▸ **What is needed**:
Transcribe precisely those lines of the listing that fall between the line containing "What text is on this page?" and the last line, inclusive of both.

========

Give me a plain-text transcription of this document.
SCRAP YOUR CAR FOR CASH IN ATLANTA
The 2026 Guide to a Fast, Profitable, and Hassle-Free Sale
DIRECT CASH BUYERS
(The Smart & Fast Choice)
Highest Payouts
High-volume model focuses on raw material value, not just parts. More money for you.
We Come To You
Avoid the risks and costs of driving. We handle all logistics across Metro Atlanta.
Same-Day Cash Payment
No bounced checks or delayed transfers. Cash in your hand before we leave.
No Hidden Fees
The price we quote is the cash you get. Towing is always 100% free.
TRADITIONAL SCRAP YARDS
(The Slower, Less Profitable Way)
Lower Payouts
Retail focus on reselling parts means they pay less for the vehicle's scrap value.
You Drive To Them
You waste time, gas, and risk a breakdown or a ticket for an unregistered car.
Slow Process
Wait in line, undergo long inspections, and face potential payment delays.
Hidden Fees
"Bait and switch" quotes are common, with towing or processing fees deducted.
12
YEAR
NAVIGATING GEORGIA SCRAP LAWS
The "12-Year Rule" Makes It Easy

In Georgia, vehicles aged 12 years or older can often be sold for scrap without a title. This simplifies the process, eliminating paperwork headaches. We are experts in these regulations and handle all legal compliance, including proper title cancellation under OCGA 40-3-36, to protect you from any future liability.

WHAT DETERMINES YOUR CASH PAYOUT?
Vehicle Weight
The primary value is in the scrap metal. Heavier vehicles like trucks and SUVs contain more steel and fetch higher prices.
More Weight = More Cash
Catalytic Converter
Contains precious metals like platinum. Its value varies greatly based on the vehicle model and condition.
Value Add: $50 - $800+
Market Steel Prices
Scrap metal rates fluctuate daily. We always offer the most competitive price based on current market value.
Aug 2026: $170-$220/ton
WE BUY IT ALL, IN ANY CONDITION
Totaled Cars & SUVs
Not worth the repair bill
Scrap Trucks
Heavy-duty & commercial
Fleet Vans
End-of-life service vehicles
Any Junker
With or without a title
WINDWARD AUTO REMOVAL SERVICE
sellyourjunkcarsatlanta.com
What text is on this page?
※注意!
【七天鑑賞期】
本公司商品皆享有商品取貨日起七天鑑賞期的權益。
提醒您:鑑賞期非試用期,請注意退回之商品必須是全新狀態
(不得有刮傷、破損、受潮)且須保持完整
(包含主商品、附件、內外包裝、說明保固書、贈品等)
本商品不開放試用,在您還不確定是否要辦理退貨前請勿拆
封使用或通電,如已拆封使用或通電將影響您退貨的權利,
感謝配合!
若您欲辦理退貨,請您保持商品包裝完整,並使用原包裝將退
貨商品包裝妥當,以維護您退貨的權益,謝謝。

========

▸ **Exercise solution**:
What text is on this page?
※注意!
【七天鑑賞期】
本公司商品皆享有商品取貨日起七天鑑賞期的權益。
提醒您:鑑賞期非試用期,請注意退回之商品必須是全新狀態
(不得有刮傷、破損、受潮)且須保持完整
(包含主商品、附件、內外包裝、說明保固書、贈品等)
本商品不開放試用,在您還不確定是否要辦理退貨前請勿拆
封使用或通電,如已拆封使用或通電將影響您退貨的權利,
感謝配合!
若您欲辦理退貨,請您保持商品包裝完整,並使用原包裝將退
貨商品包裝妥當,以維護您退貨的權益,謝謝。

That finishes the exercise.